**Set tasks**
1: For each statement below, decide whether the book description for Our Boys supports it, answering yes or no and quoting the decisive words: (a) The author's uncle was killed during the Falklands conflict. (b) Our Boys won the Duke of Wellington Medal for Military History. (c) Richard Vinen wrote National Service.
2: According to the book description for Our Boys, which prize did the book win in 2019?
3: Name every award or medal that the book description for Our Boys mentions, whether won or shortlisted.

**Text block**
============================================================

Our Boys

‘This is an extraordinary book. It is partly about the Falklands War itself and the terrible things that the Paras endured, and the terrible things that some of them did, but it is also about the white working class of the 1970s and why some men born into this class ended up marching across an island that most of them had never heard of. Thoughtful and sometimes heart-breaking’ Richard Vinen, author of National Service

Our Boys brings to life the human experiences of the paratroopers who fought in the Falklands War, and examines the long aftermath of that conflict. It is a first in many ways – a history of the Parachute Regiment, a group with an elite and aggressive reputation; a study of close-quarters combat on the Falkland Islands; and an exploration of the many legacies of this short and symbolic war.

Told unflinchingly through the experiences of people who lived through it, Our Boys shows how the Falklands conflict began to change Britain’s relationship with its soldiers, and our attitudes to trauma and war itself. It is also the story of one particular soldier: the author’s uncle, who was killed during the conflict, and whose fate has haunted both the author and his fellow paratroopers ever since.

Winner:

  • 2019 Longman/History Today Book Prize
  • Templer Medal (Society of Army Historical Research)

Shortlisted:

  • Duke of Wellington Medal for Military History (RUSI)

============================================================

**Supplied data**

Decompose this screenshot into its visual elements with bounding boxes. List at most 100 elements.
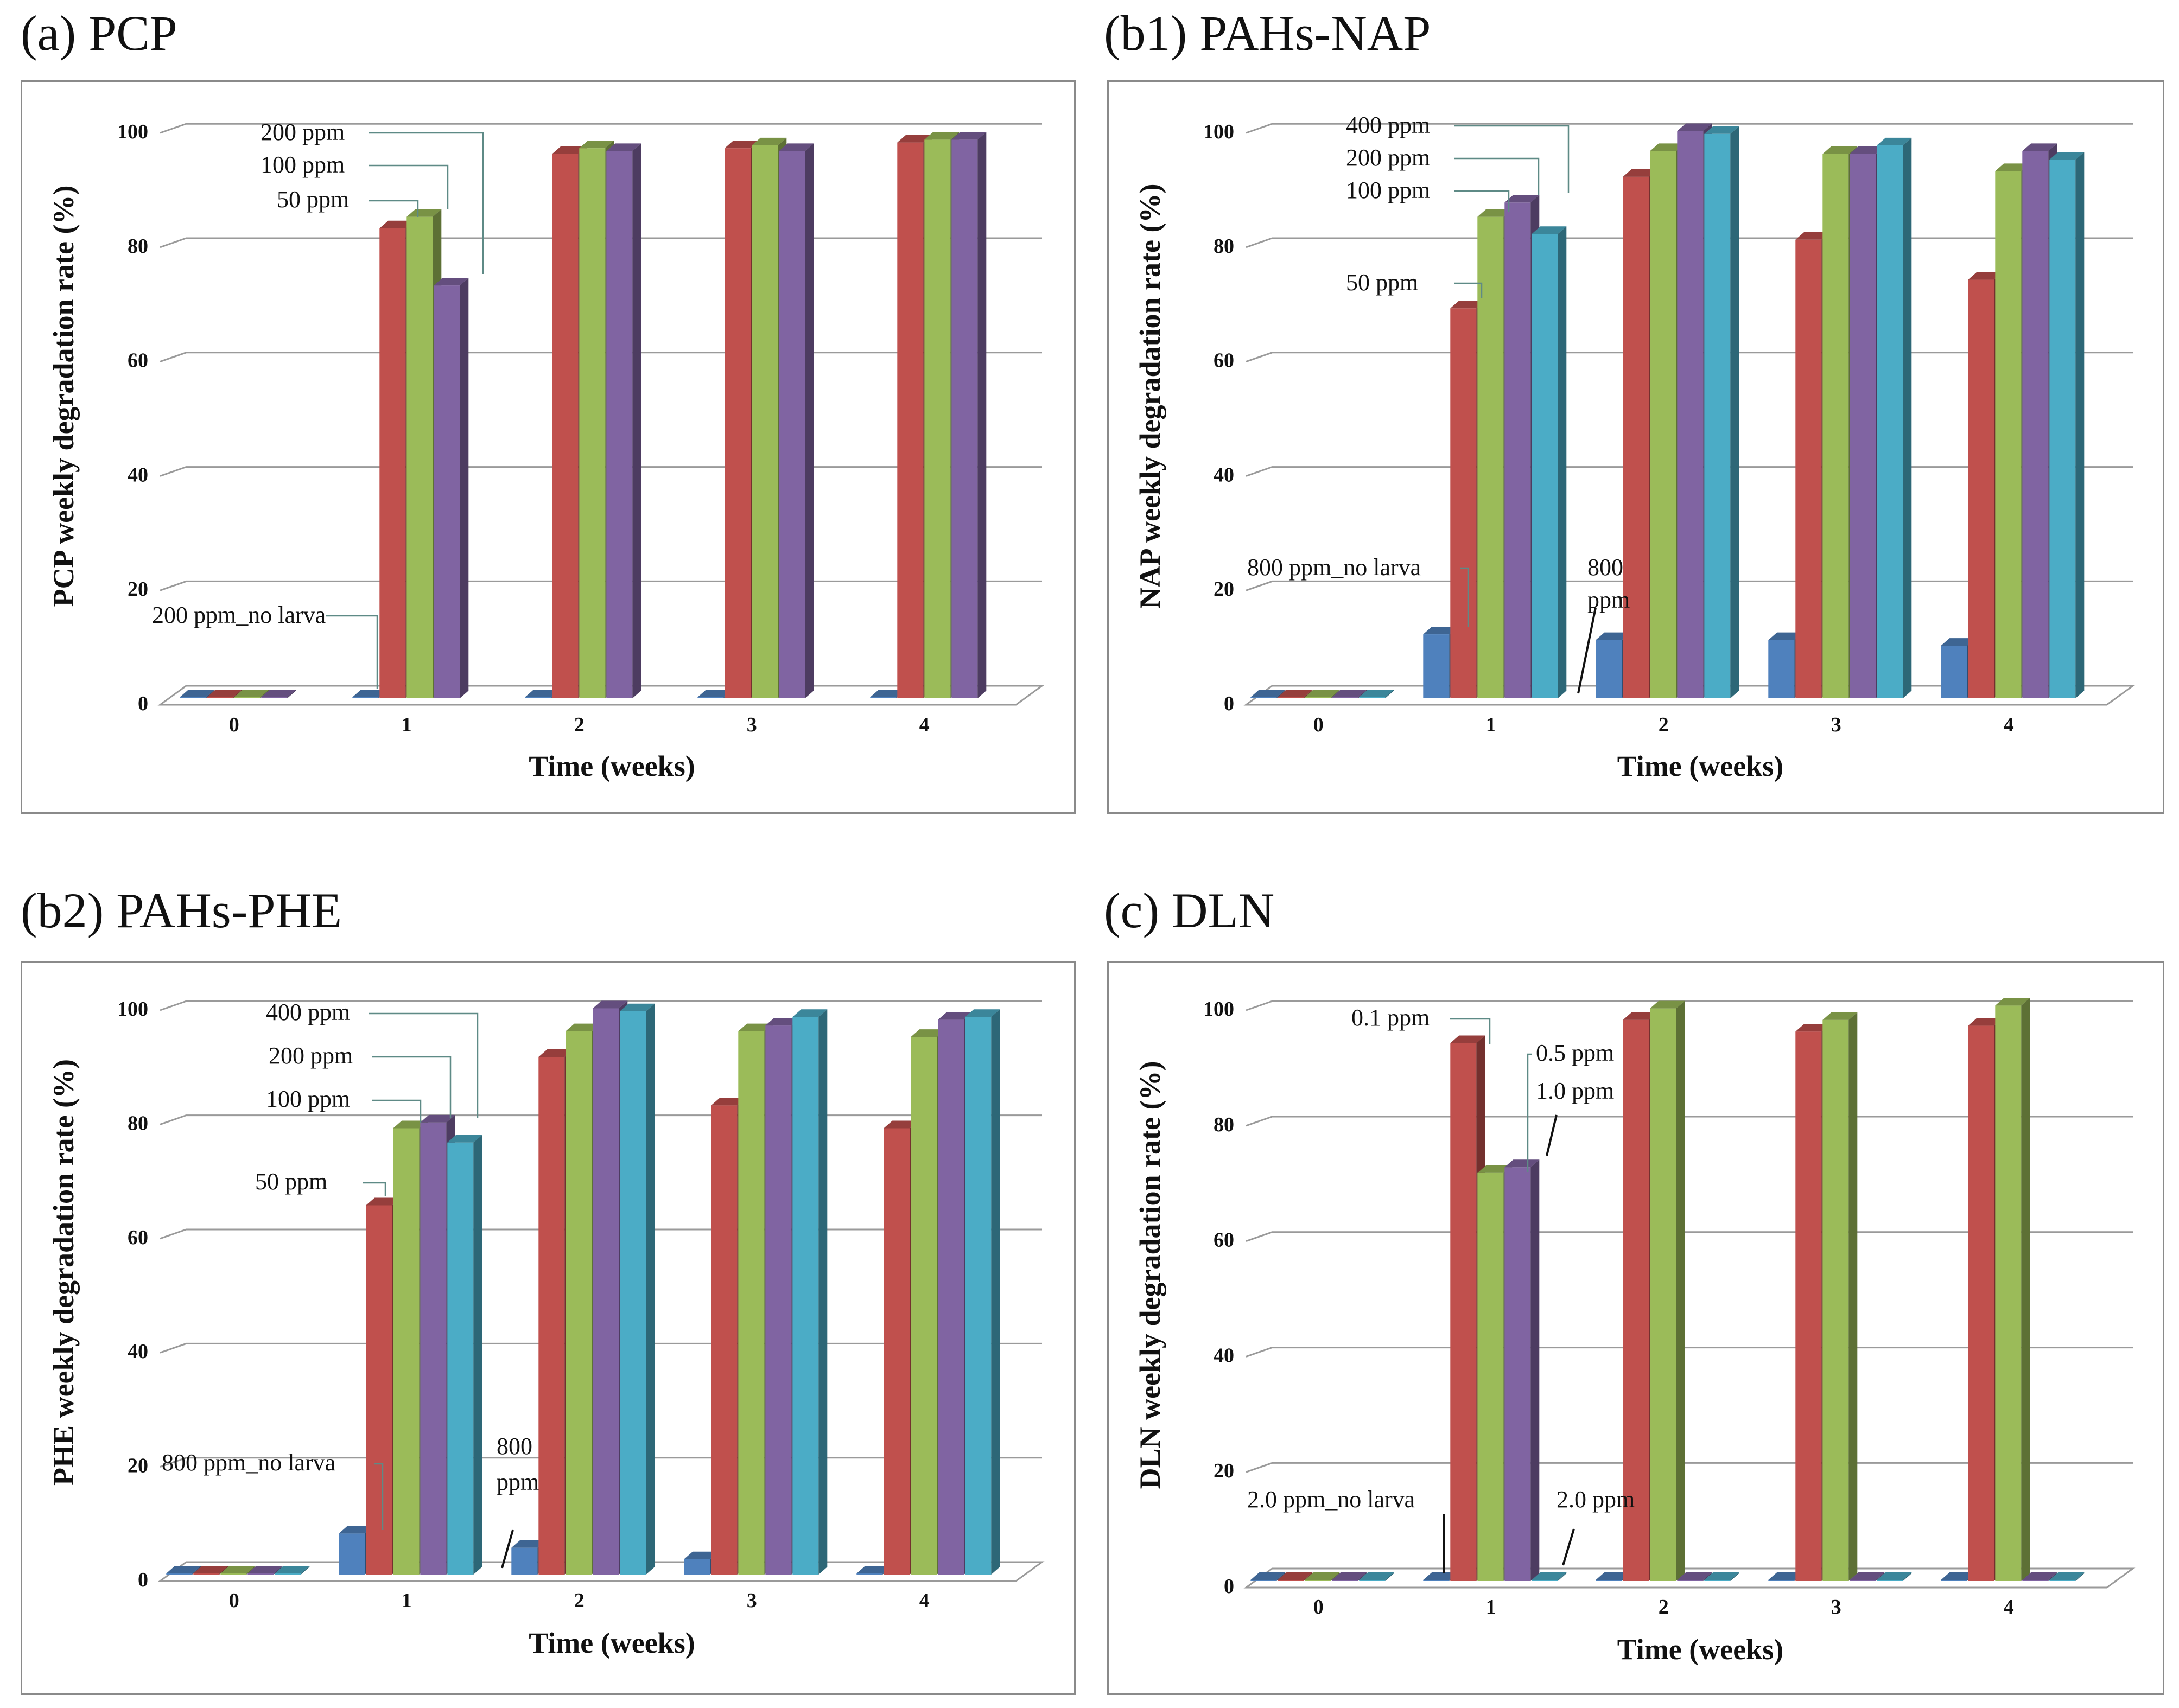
annotation-leader xyxy=(1527,1053,1532,1172)
bar-side xyxy=(2075,1572,2085,1581)
bar-top xyxy=(261,690,296,697)
gridline xyxy=(160,123,1042,134)
annotation-label: 800 ppm_no larva xyxy=(1247,554,1421,581)
bar-cyan xyxy=(1359,1572,1394,1581)
bar-top xyxy=(1532,226,1567,234)
bar-top xyxy=(1941,1572,1976,1580)
y-tick-label: 40 xyxy=(1214,1344,1234,1367)
x-tick-label: 4 xyxy=(919,1589,930,1612)
annotation-label: 2.0 ppm xyxy=(1557,1486,1635,1513)
x-axis-title: Time (weeks) xyxy=(1617,1633,1783,1666)
bar-side xyxy=(1331,1572,1340,1581)
bar-top xyxy=(697,690,733,697)
bar-front xyxy=(1423,634,1450,698)
x-tick-label: 2 xyxy=(574,713,585,736)
bar-front xyxy=(1968,1025,1994,1581)
bar-top xyxy=(1650,143,1685,151)
bar-front xyxy=(1650,1008,1676,1581)
bar-top xyxy=(938,1012,973,1020)
bar-top xyxy=(911,1029,946,1037)
bar-side xyxy=(1276,1572,1286,1581)
bar-cyan xyxy=(620,1003,655,1575)
x-tick-label: 4 xyxy=(919,713,930,736)
bar-top xyxy=(566,1023,601,1031)
bar-top xyxy=(951,132,987,140)
bar-purple xyxy=(1332,690,1367,698)
y-axis-title: DLN weekly degradation rate (%) xyxy=(1134,1061,1166,1489)
bar-side xyxy=(646,1003,655,1575)
bar-purple xyxy=(261,690,296,698)
bar-top xyxy=(166,1566,201,1573)
bar-top xyxy=(1677,123,1712,131)
bar-cyan xyxy=(1877,1572,1912,1581)
bar-top xyxy=(220,1566,256,1573)
bar-front xyxy=(620,1011,646,1575)
bar-top xyxy=(965,1009,1000,1017)
bar-side xyxy=(1358,690,1367,698)
bar-front xyxy=(684,1559,710,1575)
x-tick-label: 0 xyxy=(229,713,239,736)
bar-front xyxy=(1941,646,1967,698)
chart-nap: 0 20 40 60 80 100 0 1 2 3 4 Time (weeks) NAP weekly … xyxy=(1134,112,2136,782)
y-tick-label: 40 xyxy=(1214,463,1234,486)
bar-top xyxy=(1450,301,1485,309)
bar-top xyxy=(1795,1024,1831,1032)
y-axis-title: NAP weekly degradation rate (%) xyxy=(1134,184,1166,609)
bar-top xyxy=(538,1049,574,1057)
bar-front xyxy=(1450,308,1477,698)
y-tick-label: 0 xyxy=(138,692,148,715)
bar-front xyxy=(1332,697,1358,698)
bar-top xyxy=(1877,137,1912,145)
bar-front xyxy=(1995,1005,2022,1581)
bar-front xyxy=(897,142,924,698)
bar-front xyxy=(1504,1167,1531,1581)
bar-front xyxy=(1877,1580,1903,1581)
bar-top xyxy=(779,143,814,151)
bar-front xyxy=(752,145,778,698)
bar-top xyxy=(1477,1165,1513,1173)
bar-cyan xyxy=(275,1566,310,1575)
bar-top xyxy=(870,690,905,697)
bar-top xyxy=(1477,209,1513,217)
bar-side xyxy=(1903,1572,1912,1581)
bar-front xyxy=(606,151,633,698)
x-tick-label: 3 xyxy=(747,713,757,736)
bar-cyan xyxy=(447,1135,482,1575)
x-tick-label: 2 xyxy=(1659,713,1669,736)
annotation-leader xyxy=(501,1529,514,1569)
bar-front xyxy=(1995,171,2022,698)
bar-front xyxy=(193,1573,220,1575)
bar-side xyxy=(192,1566,201,1575)
bar-top xyxy=(2022,143,2057,151)
bar-front xyxy=(538,1056,565,1575)
annotation-leader xyxy=(1454,190,1510,212)
bar-side xyxy=(1558,1572,1567,1581)
bar-purple xyxy=(951,132,987,699)
x-tick-label: 1 xyxy=(1486,1596,1496,1618)
bar-top xyxy=(738,1023,773,1031)
bar-side xyxy=(1848,1012,1858,1581)
bar-front xyxy=(1677,1580,1704,1581)
y-tick-label: 60 xyxy=(1214,1229,1234,1252)
annotation-leader xyxy=(363,1182,386,1196)
bar-side xyxy=(1358,1572,1367,1581)
annotation-leader xyxy=(374,1463,384,1530)
bar-cyan xyxy=(1532,1572,1567,1581)
bar-front xyxy=(393,1128,420,1575)
bar-front xyxy=(856,1573,883,1575)
annotation-label: 100 ppm xyxy=(261,151,345,178)
bar-side xyxy=(301,1566,310,1575)
x-tick-label: 0 xyxy=(1313,1596,1324,1618)
x-tick-label: 4 xyxy=(2004,1596,2014,1618)
bar-side xyxy=(977,132,987,699)
bar-front xyxy=(951,139,978,699)
bar-side xyxy=(632,143,641,698)
y-tick-label: 0 xyxy=(138,1569,148,1591)
bar-top xyxy=(593,1000,628,1009)
bar-side xyxy=(233,690,242,698)
bar-red xyxy=(1278,690,1313,698)
bar-front xyxy=(1332,1580,1358,1581)
bar-purple xyxy=(1504,1159,1540,1581)
bar-front xyxy=(1704,1580,1731,1581)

============================================================

**Answers to the problems**
1:
(a) Yes: "the author’s uncle, who was killed during the conflict"
(b) No: it appears under "Shortlisted:" as "Duke of Wellington Medal for Military History (RUSI)"
(c) Yes: "Richard Vinen, author of National Service"

2: The Longman/History Today Book Prize.

3:
- 2019 Longman/History Today Book Prize (winner)
- Templer Medal (Society of Army Historical Research) (winner)
- Duke of Wellington Medal for Military History (RUSI) (shortlisted)